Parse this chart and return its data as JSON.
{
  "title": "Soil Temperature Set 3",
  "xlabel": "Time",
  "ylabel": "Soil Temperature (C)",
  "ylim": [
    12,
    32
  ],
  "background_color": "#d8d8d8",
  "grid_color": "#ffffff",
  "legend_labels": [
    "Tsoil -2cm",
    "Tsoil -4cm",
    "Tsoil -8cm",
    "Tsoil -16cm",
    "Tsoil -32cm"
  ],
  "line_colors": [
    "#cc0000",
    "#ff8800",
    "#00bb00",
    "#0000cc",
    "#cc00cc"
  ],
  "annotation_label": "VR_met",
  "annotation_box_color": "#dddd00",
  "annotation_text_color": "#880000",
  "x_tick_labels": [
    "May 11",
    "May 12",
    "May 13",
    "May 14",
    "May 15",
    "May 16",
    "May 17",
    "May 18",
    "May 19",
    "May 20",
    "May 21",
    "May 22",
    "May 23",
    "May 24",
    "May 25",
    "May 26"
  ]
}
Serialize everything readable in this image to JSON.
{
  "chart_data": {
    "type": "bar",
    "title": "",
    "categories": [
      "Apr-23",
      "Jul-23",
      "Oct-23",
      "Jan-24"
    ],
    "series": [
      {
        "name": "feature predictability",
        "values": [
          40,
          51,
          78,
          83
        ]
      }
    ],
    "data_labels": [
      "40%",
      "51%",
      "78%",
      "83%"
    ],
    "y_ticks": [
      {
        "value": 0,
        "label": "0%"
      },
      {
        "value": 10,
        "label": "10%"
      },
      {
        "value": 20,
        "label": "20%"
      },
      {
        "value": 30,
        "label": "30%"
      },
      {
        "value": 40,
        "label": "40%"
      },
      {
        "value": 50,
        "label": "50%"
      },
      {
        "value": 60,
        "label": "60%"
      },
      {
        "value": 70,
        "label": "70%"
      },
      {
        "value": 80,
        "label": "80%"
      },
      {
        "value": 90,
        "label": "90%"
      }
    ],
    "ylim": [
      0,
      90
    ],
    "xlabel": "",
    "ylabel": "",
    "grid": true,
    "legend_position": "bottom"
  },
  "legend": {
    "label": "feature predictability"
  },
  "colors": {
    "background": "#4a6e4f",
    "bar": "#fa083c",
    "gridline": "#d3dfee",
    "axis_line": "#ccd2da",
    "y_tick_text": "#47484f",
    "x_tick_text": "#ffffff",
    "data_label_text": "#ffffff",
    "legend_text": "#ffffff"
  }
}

▶ Given exercise
Search the data for the string "feature". List each line that has it.

▶ Right answer
        "name": "feature predictability",
    "label": "feature predictability"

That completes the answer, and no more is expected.